### WHAT IS EXPECTED
From the listing below, extract every line containing "true".

[A run of records]
<<<<

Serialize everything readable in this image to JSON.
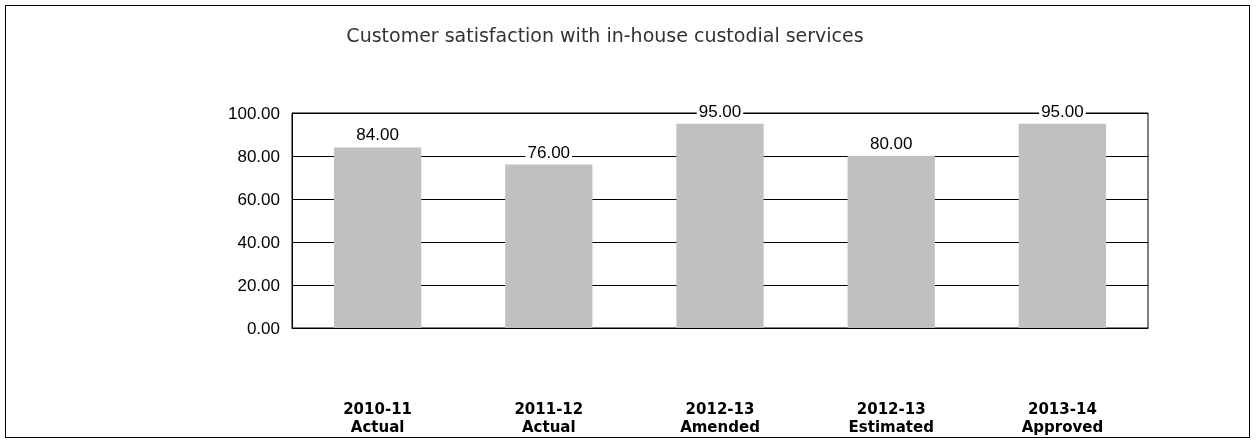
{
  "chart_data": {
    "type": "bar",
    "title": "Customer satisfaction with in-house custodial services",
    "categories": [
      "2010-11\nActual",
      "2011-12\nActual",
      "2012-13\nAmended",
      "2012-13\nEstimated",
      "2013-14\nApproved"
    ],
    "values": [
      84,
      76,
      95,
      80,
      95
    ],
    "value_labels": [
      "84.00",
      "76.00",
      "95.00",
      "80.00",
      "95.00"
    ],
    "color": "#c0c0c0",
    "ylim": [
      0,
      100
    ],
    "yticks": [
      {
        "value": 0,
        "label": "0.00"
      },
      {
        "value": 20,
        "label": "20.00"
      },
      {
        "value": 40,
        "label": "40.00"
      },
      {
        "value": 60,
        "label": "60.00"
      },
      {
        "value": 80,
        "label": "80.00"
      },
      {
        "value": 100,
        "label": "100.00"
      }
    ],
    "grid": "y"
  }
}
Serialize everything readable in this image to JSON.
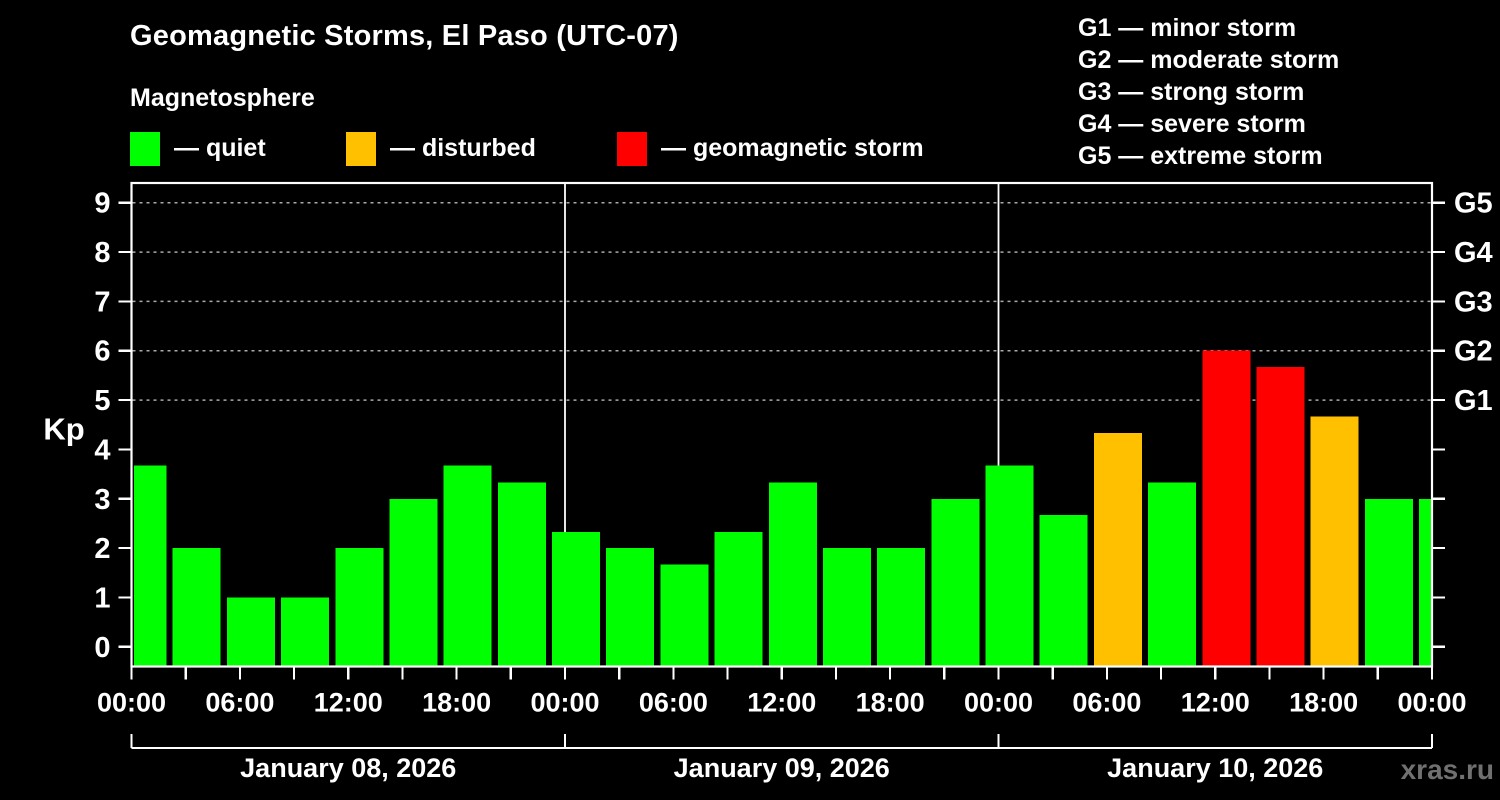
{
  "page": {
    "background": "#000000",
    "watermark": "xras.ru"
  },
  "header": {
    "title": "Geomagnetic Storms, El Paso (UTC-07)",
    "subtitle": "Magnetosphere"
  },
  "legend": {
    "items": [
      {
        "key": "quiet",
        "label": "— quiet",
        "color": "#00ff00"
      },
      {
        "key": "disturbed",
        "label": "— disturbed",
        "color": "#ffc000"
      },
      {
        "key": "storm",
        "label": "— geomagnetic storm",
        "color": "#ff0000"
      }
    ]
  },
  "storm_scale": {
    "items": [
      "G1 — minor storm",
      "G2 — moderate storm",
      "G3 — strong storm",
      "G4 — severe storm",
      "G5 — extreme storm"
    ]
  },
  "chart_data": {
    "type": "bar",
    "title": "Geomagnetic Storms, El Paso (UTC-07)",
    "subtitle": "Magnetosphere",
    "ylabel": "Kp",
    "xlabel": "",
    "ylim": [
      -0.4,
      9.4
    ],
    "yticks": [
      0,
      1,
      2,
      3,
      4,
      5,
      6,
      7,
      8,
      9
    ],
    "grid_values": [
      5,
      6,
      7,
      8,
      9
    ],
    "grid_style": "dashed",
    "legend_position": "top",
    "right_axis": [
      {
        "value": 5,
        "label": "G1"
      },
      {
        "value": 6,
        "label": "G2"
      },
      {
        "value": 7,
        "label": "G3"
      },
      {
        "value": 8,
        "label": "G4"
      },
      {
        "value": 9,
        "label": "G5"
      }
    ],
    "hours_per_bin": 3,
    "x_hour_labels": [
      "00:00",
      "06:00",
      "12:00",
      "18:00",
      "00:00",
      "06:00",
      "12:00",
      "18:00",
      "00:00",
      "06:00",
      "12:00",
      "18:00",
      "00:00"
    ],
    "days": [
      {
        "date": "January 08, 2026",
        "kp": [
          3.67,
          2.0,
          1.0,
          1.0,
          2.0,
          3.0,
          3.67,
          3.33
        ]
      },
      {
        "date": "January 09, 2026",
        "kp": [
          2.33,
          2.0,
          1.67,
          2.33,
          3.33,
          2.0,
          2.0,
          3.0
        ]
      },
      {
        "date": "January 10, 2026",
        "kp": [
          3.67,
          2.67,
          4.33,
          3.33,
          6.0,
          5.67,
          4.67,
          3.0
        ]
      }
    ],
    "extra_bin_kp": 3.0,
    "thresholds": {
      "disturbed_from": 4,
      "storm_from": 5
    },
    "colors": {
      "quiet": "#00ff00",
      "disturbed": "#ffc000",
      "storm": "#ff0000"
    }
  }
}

>>>>
<<<<

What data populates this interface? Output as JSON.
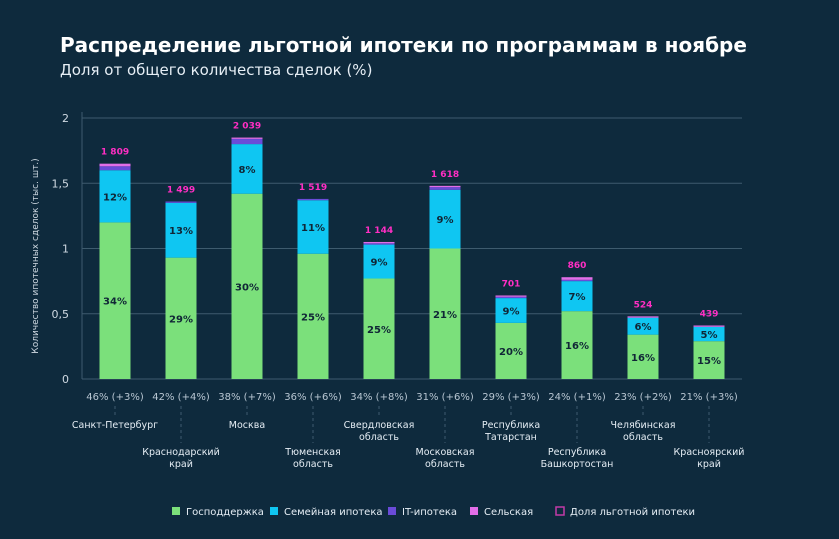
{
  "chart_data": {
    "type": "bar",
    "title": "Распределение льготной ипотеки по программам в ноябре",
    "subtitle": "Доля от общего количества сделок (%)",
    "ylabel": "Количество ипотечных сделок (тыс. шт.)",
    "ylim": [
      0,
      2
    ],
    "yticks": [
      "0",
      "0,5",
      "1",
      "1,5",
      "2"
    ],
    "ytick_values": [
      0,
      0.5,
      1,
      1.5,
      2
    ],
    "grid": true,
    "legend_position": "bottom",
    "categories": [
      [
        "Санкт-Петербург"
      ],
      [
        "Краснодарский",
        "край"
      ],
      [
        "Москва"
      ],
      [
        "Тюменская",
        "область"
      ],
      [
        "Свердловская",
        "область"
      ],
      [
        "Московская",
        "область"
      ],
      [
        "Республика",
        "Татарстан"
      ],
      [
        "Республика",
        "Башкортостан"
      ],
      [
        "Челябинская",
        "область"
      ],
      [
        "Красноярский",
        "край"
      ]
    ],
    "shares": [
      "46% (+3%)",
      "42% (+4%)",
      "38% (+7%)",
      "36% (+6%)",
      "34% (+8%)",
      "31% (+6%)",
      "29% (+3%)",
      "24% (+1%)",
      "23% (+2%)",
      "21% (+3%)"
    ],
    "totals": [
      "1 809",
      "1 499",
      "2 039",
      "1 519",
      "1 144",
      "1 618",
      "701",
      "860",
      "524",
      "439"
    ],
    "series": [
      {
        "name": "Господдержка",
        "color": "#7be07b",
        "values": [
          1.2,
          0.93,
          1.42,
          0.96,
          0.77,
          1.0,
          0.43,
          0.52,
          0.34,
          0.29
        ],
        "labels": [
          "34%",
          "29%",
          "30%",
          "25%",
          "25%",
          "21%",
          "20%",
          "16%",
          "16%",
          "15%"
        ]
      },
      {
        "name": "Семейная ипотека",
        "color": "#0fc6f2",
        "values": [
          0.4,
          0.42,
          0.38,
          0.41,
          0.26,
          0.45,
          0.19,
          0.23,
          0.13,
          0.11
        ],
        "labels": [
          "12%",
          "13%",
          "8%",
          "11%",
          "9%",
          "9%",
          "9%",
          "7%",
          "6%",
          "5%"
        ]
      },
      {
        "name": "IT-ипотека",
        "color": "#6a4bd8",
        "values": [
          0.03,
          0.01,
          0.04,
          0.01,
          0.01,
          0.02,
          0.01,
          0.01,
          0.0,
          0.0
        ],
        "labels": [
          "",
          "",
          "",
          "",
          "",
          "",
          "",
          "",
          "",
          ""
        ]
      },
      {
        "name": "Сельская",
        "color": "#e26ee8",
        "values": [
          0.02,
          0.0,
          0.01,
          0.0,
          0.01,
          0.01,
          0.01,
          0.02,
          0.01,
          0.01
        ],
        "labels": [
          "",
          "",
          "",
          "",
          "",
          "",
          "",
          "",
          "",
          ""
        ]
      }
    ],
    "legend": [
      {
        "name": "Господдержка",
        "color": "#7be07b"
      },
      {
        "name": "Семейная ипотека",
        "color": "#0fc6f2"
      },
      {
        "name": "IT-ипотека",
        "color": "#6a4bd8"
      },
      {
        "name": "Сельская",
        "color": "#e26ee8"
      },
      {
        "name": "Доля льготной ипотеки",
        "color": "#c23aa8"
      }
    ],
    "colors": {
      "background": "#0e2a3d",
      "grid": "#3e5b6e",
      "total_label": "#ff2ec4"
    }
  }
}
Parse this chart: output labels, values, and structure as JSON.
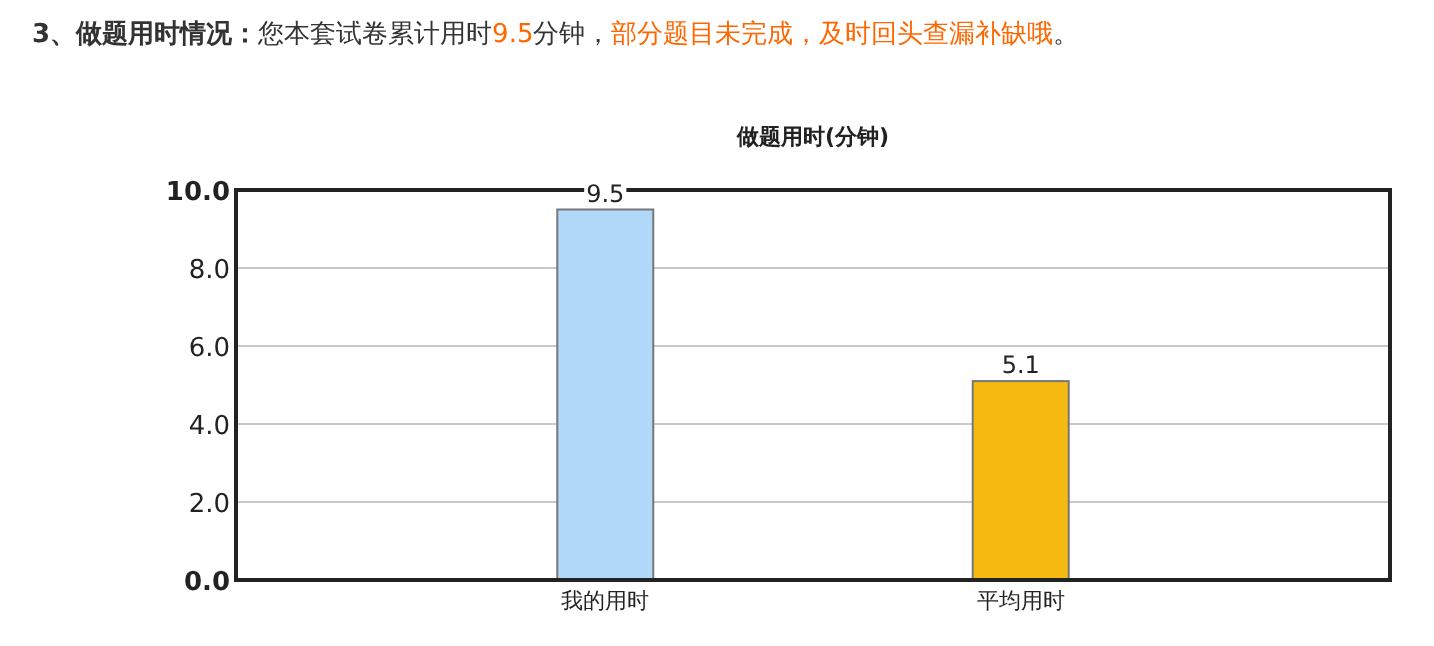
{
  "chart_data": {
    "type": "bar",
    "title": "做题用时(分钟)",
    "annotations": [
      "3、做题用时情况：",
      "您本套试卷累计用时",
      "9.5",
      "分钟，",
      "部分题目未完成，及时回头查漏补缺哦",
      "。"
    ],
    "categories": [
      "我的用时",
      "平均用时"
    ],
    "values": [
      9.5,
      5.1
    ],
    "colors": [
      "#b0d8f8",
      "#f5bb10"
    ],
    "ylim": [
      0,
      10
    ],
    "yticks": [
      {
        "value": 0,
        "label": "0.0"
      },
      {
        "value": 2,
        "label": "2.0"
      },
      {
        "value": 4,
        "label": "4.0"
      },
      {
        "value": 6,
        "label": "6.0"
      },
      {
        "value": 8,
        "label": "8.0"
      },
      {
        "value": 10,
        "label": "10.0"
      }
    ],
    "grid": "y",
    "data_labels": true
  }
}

>>>>
<<<<

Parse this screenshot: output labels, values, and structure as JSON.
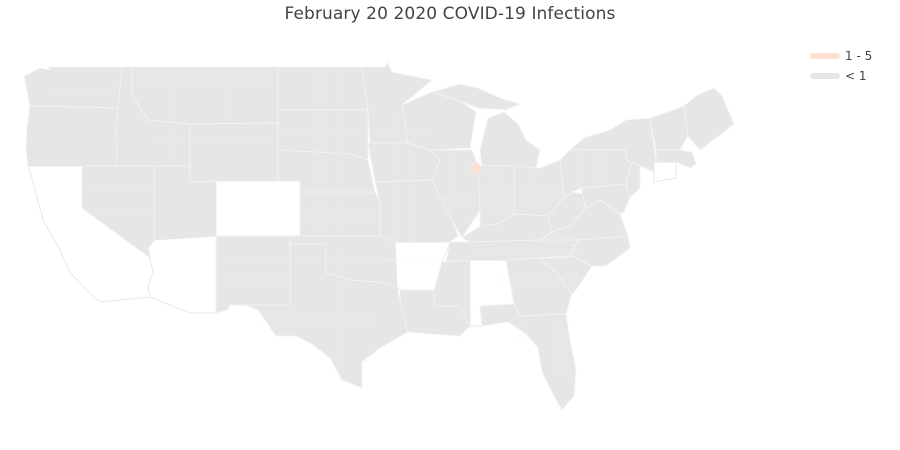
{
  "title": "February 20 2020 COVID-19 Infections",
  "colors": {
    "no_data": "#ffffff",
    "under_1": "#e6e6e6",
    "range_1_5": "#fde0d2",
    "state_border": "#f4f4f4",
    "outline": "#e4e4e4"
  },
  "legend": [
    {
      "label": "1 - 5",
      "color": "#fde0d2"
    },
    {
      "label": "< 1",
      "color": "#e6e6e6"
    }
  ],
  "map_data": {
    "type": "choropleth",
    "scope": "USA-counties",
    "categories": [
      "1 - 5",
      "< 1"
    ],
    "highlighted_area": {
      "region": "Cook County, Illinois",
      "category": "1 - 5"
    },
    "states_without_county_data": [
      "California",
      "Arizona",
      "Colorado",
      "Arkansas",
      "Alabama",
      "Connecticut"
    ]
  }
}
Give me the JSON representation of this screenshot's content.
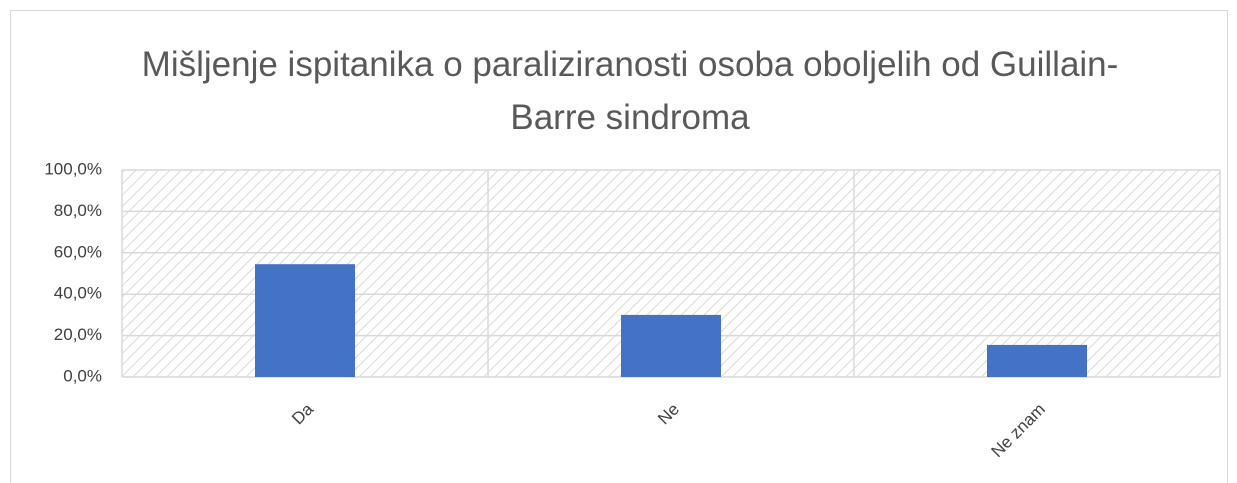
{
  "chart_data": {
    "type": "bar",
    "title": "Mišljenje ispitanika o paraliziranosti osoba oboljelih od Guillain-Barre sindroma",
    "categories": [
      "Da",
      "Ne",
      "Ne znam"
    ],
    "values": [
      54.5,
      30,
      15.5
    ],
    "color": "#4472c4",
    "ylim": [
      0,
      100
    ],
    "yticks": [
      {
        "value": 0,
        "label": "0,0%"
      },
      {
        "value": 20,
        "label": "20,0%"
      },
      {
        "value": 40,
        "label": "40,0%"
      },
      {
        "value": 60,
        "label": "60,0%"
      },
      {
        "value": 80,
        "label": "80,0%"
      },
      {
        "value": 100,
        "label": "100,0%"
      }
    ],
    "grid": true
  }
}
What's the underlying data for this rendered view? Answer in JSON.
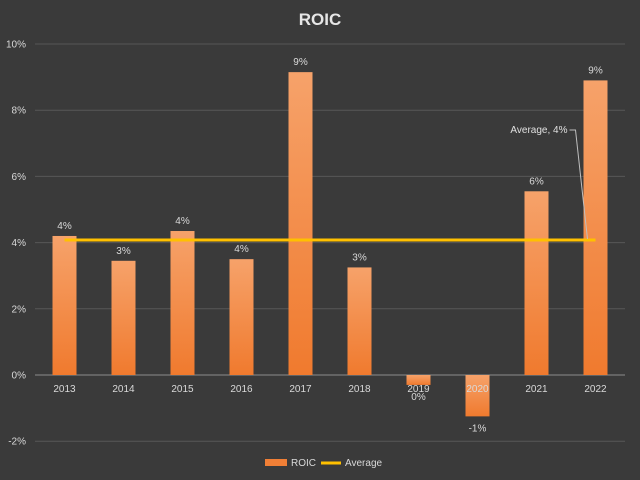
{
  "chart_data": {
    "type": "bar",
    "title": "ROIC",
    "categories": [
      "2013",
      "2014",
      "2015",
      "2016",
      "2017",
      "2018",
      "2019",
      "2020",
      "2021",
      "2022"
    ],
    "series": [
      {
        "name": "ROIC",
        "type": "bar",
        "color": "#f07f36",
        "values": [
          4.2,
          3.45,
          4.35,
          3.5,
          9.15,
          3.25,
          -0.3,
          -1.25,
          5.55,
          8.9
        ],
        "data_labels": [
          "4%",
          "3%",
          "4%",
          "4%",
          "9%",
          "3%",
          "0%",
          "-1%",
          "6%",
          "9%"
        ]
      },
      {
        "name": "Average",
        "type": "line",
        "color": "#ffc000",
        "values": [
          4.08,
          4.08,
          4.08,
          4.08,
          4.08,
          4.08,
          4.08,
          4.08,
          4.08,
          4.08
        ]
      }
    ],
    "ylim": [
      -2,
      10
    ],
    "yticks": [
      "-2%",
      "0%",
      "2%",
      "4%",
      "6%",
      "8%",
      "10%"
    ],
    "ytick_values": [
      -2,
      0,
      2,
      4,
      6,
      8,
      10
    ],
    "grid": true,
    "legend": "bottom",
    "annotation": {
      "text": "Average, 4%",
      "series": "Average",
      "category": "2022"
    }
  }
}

>>>>

### ANSWER TO THIS EXERCISE
    "grid": true,
    "data_labels": true
    "grid": true
    "grid": true,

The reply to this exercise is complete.